### Material supplied
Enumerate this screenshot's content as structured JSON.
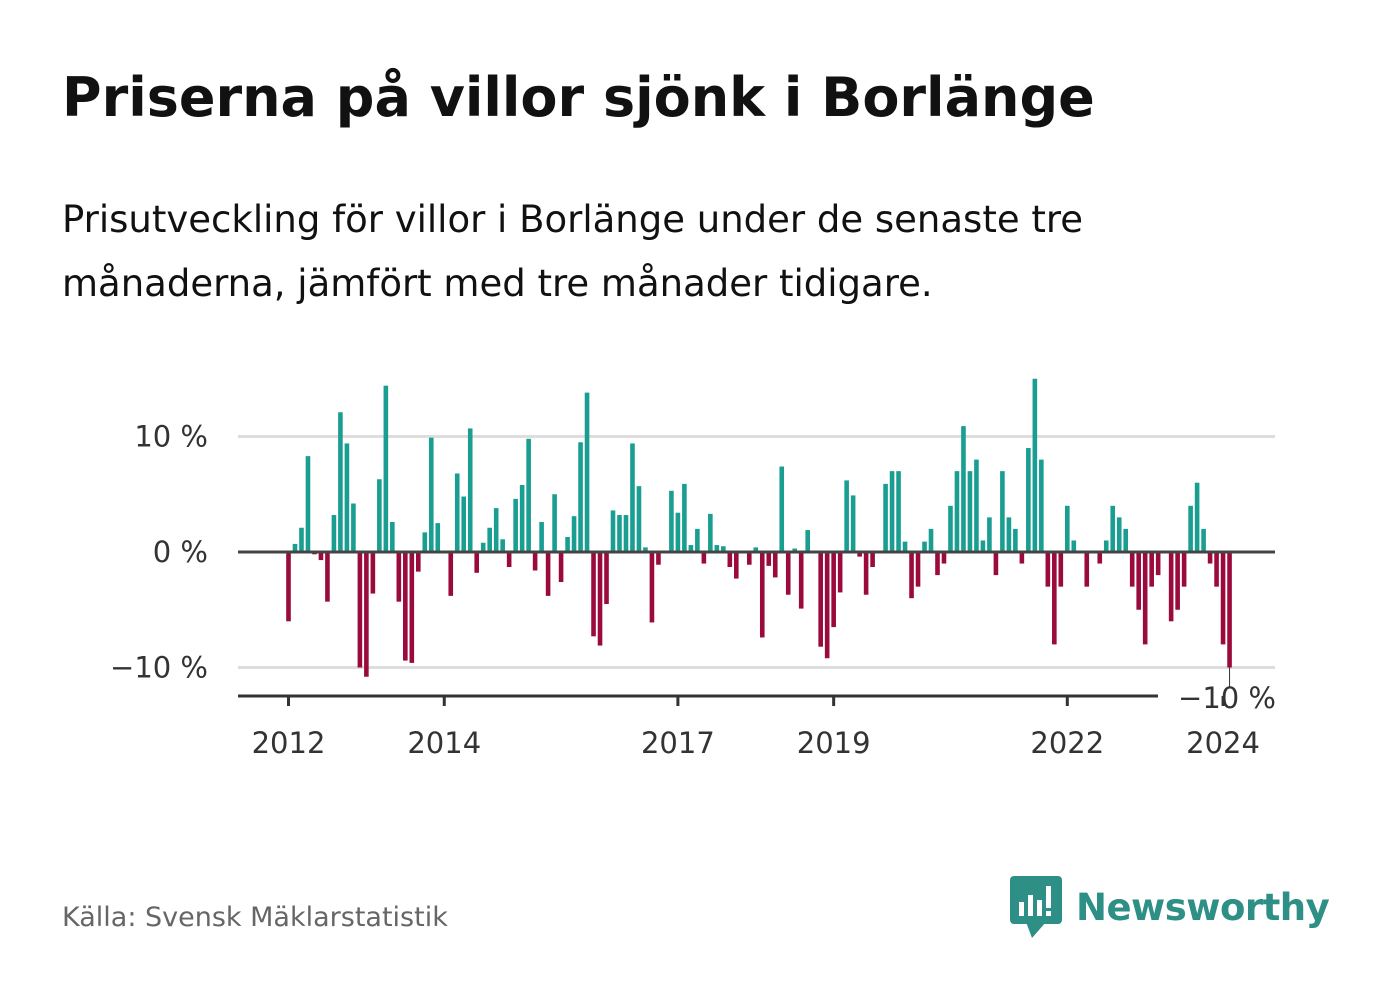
{
  "title": "Priserna på villor sjönk i Borlänge",
  "subtitle": "Prisutveckling för villor i Borlänge under de senaste tre månaderna, jämfört med tre månader tidigare.",
  "source": "Källa: Svensk Mäklarstatistik",
  "brand": "Newsworthy",
  "colors": {
    "positive": "#1a9e91",
    "negative": "#9b0a3c",
    "brand": "#2d8f85",
    "grid": "#dddddd",
    "zero": "#444444"
  },
  "chart_data": {
    "type": "bar",
    "unit": "%",
    "y_ticks": [
      {
        "value": 10,
        "label": "10 %"
      },
      {
        "value": 0,
        "label": "0 %"
      },
      {
        "value": -10,
        "label": "−10 %"
      }
    ],
    "x_ticks": [
      {
        "month_index": 0,
        "label": "2012"
      },
      {
        "month_index": 24,
        "label": "2014"
      },
      {
        "month_index": 60,
        "label": "2017"
      },
      {
        "month_index": 84,
        "label": "2019"
      },
      {
        "month_index": 120,
        "label": "2022"
      },
      {
        "month_index": 144,
        "label": "2024"
      }
    ],
    "last_value_label": "−10 %",
    "ylim": [
      -12.5,
      15
    ],
    "start": "2012-01",
    "values": [
      -6,
      0.7,
      2.1,
      8.3,
      -0.2,
      -0.7,
      -4.3,
      3.2,
      12.1,
      9.4,
      4.2,
      -10,
      -10.8,
      -3.6,
      6.3,
      14.4,
      2.6,
      -4.3,
      -9.4,
      -9.6,
      -1.7,
      1.7,
      9.9,
      2.5,
      0,
      -3.8,
      6.8,
      4.8,
      10.7,
      -1.8,
      0.8,
      2.1,
      3.8,
      1.1,
      -1.3,
      4.6,
      5.8,
      9.8,
      -1.6,
      2.6,
      -3.8,
      5.0,
      -2.6,
      1.3,
      3.1,
      9.5,
      13.8,
      -7.3,
      -8.1,
      -4.5,
      3.6,
      3.2,
      3.2,
      9.4,
      5.7,
      0.4,
      -6.1,
      -1.1,
      0,
      5.3,
      3.4,
      5.9,
      0.6,
      2,
      -1,
      3.3,
      0.6,
      0.5,
      -1.3,
      -2.3,
      0,
      -1.1,
      0.4,
      -7.4,
      -1.2,
      -2.2,
      7.4,
      -3.7,
      0.3,
      -4.9,
      1.9,
      0,
      -8.2,
      -9.2,
      -6.5,
      -3.5,
      6.2,
      4.9,
      -0.4,
      -3.7,
      -1.3,
      0,
      5.9,
      7,
      7,
      0.9,
      -4,
      -3,
      0.9,
      2,
      -2,
      -1,
      4,
      7,
      10.9,
      7,
      8,
      1,
      3,
      -2,
      7,
      3,
      2,
      -1,
      9,
      15,
      8,
      -3,
      -8,
      -3,
      4,
      1,
      0,
      -3,
      0,
      -1,
      1,
      4,
      3,
      2,
      -3,
      -5,
      -8,
      -3,
      -2,
      0,
      -6,
      -5,
      -3,
      4,
      6,
      2,
      -1,
      -3,
      -8,
      -10
    ]
  }
}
######
The records above must be printed exactly; the pictures stay out.

Enumerate this screenshot's content as structured JSON.
{
  "title": "Priserna på villor sjönk i Borlänge",
  "subtitle": "Prisutveckling för villor i Borlänge under de senaste tre månaderna, jämfört med tre månader tidigare.",
  "source": "Källa: Svensk Mäklarstatistik",
  "brand": "Newsworthy",
  "colors": {
    "positive": "#1a9e91",
    "negative": "#9b0a3c",
    "brand": "#2d8f85",
    "grid": "#dddddd",
    "zero": "#444444"
  },
  "chart_data": {
    "type": "bar",
    "unit": "%",
    "y_ticks": [
      {
        "value": 10,
        "label": "10 %"
      },
      {
        "value": 0,
        "label": "0 %"
      },
      {
        "value": -10,
        "label": "−10 %"
      }
    ],
    "x_ticks": [
      {
        "month_index": 0,
        "label": "2012"
      },
      {
        "month_index": 24,
        "label": "2014"
      },
      {
        "month_index": 60,
        "label": "2017"
      },
      {
        "month_index": 84,
        "label": "2019"
      },
      {
        "month_index": 120,
        "label": "2022"
      },
      {
        "month_index": 144,
        "label": "2024"
      }
    ],
    "last_value_label": "−10 %",
    "ylim": [
      -12.5,
      15
    ],
    "start": "2012-01",
    "values": [
      -6,
      0.7,
      2.1,
      8.3,
      -0.2,
      -0.7,
      -4.3,
      3.2,
      12.1,
      9.4,
      4.2,
      -10,
      -10.8,
      -3.6,
      6.3,
      14.4,
      2.6,
      -4.3,
      -9.4,
      -9.6,
      -1.7,
      1.7,
      9.9,
      2.5,
      0,
      -3.8,
      6.8,
      4.8,
      10.7,
      -1.8,
      0.8,
      2.1,
      3.8,
      1.1,
      -1.3,
      4.6,
      5.8,
      9.8,
      -1.6,
      2.6,
      -3.8,
      5.0,
      -2.6,
      1.3,
      3.1,
      9.5,
      13.8,
      -7.3,
      -8.1,
      -4.5,
      3.6,
      3.2,
      3.2,
      9.4,
      5.7,
      0.4,
      -6.1,
      -1.1,
      0,
      5.3,
      3.4,
      5.9,
      0.6,
      2,
      -1,
      3.3,
      0.6,
      0.5,
      -1.3,
      -2.3,
      0,
      -1.1,
      0.4,
      -7.4,
      -1.2,
      -2.2,
      7.4,
      -3.7,
      0.3,
      -4.9,
      1.9,
      0,
      -8.2,
      -9.2,
      -6.5,
      -3.5,
      6.2,
      4.9,
      -0.4,
      -3.7,
      -1.3,
      0,
      5.9,
      7,
      7,
      0.9,
      -4,
      -3,
      0.9,
      2,
      -2,
      -1,
      4,
      7,
      10.9,
      7,
      8,
      1,
      3,
      -2,
      7,
      3,
      2,
      -1,
      9,
      15,
      8,
      -3,
      -8,
      -3,
      4,
      1,
      0,
      -3,
      0,
      -1,
      1,
      4,
      3,
      2,
      -3,
      -5,
      -8,
      -3,
      -2,
      0,
      -6,
      -5,
      -3,
      4,
      6,
      2,
      -1,
      -3,
      -8,
      -10
    ]
  }
}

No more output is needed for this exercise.